MATERIAL SHOWN start
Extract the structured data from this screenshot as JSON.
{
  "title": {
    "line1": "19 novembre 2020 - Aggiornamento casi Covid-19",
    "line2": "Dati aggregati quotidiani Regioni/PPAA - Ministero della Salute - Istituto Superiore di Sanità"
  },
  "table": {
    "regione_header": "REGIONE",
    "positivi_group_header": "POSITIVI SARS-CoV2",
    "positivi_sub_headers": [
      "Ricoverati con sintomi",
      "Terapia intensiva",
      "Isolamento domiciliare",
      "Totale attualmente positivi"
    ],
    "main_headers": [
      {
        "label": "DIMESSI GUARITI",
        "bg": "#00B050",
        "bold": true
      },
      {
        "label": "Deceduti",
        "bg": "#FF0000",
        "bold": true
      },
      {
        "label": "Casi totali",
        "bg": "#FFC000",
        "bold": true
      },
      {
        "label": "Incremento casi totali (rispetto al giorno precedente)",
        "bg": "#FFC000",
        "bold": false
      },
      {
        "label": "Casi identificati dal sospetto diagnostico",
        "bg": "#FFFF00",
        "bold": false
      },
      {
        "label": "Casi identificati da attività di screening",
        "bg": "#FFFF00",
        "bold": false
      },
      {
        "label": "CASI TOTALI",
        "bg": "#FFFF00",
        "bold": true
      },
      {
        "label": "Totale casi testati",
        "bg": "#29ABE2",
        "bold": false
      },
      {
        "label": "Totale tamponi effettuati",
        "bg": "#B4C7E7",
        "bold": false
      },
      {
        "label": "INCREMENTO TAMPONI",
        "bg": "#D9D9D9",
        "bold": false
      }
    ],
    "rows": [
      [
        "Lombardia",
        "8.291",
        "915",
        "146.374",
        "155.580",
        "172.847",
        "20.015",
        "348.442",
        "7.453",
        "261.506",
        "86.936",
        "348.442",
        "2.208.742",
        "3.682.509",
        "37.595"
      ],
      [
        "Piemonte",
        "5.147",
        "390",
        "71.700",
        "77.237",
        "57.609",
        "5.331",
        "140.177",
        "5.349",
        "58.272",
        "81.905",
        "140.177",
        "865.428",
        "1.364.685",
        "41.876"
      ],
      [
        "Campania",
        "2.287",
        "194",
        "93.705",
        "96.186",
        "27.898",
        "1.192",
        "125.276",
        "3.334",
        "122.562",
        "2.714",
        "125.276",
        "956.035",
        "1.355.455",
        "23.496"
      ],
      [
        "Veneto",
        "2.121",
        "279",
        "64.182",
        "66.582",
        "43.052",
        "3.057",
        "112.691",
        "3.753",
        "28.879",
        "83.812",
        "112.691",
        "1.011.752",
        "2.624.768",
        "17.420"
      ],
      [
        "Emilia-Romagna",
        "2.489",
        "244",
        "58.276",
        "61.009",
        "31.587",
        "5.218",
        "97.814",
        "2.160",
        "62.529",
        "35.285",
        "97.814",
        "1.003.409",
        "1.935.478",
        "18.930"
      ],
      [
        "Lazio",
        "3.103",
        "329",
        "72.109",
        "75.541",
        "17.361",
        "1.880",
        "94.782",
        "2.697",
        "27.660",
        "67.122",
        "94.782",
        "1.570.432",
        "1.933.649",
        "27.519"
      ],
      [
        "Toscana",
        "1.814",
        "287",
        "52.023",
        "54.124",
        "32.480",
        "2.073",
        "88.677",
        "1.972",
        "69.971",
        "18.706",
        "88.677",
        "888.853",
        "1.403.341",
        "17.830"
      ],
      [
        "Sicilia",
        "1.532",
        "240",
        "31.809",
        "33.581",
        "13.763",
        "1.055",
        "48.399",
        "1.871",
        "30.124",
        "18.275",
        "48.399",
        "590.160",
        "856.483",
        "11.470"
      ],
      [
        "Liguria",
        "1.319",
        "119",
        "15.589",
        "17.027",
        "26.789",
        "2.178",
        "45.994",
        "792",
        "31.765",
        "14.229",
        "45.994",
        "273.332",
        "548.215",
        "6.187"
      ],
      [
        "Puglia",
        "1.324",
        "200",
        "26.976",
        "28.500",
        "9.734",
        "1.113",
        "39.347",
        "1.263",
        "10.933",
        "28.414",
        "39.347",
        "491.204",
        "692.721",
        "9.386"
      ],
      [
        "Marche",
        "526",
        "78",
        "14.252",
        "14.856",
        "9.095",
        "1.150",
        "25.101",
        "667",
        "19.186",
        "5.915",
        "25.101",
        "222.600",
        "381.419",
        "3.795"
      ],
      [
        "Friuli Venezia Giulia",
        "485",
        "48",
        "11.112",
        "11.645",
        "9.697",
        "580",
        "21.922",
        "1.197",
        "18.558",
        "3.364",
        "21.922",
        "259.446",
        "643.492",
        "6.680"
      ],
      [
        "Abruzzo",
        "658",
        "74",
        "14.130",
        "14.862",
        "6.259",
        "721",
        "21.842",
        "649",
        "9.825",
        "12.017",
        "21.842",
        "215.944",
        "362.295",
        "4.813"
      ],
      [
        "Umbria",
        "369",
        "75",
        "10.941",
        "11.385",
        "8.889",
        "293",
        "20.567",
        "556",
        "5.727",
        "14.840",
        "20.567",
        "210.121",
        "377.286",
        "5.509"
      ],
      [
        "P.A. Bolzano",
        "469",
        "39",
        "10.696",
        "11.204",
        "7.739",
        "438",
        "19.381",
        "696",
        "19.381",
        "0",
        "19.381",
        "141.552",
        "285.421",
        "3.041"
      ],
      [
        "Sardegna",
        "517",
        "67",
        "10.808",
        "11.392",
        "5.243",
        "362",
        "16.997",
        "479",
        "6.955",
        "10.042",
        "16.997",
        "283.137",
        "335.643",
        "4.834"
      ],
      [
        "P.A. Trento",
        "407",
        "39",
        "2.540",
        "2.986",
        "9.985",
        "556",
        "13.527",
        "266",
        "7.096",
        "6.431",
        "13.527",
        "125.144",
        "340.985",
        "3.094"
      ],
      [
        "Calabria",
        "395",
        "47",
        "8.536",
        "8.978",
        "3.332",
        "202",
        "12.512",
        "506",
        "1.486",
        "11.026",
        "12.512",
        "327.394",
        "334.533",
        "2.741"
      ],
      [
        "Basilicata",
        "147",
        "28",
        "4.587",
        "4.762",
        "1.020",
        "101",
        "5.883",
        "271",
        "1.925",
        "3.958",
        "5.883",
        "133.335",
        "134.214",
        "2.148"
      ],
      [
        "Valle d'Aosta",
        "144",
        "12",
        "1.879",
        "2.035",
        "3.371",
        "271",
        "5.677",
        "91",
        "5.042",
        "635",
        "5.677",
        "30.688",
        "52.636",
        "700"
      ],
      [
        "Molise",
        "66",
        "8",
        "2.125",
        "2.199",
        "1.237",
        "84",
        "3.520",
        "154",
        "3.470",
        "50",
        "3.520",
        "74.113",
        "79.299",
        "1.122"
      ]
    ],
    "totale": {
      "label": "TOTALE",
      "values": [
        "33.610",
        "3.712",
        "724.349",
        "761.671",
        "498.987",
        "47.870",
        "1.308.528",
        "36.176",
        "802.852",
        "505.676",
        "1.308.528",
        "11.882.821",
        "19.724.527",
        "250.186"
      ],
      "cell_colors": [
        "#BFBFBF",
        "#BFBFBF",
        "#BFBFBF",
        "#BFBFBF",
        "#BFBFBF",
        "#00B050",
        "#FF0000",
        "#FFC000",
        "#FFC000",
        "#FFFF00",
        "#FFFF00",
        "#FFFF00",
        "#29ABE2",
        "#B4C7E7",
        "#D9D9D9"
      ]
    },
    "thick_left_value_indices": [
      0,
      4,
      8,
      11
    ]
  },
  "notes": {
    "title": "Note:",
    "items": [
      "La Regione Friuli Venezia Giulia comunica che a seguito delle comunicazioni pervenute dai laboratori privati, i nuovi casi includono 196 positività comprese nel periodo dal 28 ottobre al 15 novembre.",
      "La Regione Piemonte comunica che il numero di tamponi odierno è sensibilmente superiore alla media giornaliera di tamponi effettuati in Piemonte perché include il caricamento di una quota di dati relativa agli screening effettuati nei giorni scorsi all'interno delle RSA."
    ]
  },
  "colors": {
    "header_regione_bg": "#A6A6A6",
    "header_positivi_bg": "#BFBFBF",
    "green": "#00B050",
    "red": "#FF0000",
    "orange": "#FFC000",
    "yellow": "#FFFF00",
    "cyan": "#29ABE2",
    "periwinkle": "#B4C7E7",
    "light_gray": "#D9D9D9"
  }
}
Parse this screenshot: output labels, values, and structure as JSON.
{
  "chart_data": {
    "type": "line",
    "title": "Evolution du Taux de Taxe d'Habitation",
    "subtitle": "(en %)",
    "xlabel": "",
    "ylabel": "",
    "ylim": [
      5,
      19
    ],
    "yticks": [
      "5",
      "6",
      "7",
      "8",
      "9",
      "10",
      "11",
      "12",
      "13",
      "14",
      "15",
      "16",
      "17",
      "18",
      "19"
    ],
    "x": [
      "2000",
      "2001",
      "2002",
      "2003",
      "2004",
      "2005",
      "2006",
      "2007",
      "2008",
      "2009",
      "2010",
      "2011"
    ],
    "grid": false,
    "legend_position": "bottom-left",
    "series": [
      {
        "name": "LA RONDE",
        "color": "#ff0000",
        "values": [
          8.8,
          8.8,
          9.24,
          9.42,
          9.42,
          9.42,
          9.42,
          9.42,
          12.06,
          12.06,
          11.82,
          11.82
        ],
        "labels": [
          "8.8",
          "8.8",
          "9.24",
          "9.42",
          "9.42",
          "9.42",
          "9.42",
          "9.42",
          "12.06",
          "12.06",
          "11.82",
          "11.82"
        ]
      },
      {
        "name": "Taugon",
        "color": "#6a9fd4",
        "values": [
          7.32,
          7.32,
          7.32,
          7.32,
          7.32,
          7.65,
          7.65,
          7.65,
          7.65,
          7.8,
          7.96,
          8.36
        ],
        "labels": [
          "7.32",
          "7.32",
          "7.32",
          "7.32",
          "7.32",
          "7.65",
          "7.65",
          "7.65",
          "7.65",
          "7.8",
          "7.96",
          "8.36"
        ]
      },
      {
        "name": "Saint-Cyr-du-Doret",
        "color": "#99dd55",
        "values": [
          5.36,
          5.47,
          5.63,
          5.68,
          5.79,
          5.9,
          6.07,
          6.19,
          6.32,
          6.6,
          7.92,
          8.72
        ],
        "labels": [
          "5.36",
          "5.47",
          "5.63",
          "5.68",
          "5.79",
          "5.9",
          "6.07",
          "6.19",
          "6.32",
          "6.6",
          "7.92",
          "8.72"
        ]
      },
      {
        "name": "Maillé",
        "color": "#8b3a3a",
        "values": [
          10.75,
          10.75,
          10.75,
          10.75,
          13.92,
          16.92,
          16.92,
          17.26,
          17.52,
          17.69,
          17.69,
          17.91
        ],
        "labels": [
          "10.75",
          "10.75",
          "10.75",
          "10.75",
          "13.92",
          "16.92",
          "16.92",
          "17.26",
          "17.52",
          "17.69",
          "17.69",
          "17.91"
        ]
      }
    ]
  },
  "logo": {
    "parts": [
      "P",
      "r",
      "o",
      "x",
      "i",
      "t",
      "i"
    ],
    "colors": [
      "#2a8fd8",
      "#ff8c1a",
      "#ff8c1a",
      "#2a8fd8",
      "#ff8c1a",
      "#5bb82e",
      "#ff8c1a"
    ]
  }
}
MATERIAL SHOWN end
* **WRITTEN EXERCISE**:
From the data above, copy each line that has the string "novembre".

* **RIGHT ANSWER**:
    "line1": "19 novembre 2020 - Aggiornamento casi Covid-19",
      "La Regione Friuli Venezia Giulia comunica che a seguito delle comunicazioni pervenute dai laboratori privati, i nuovi casi includono 196 positività comprese nel periodo dal 28 ottobre al 15 novembre.",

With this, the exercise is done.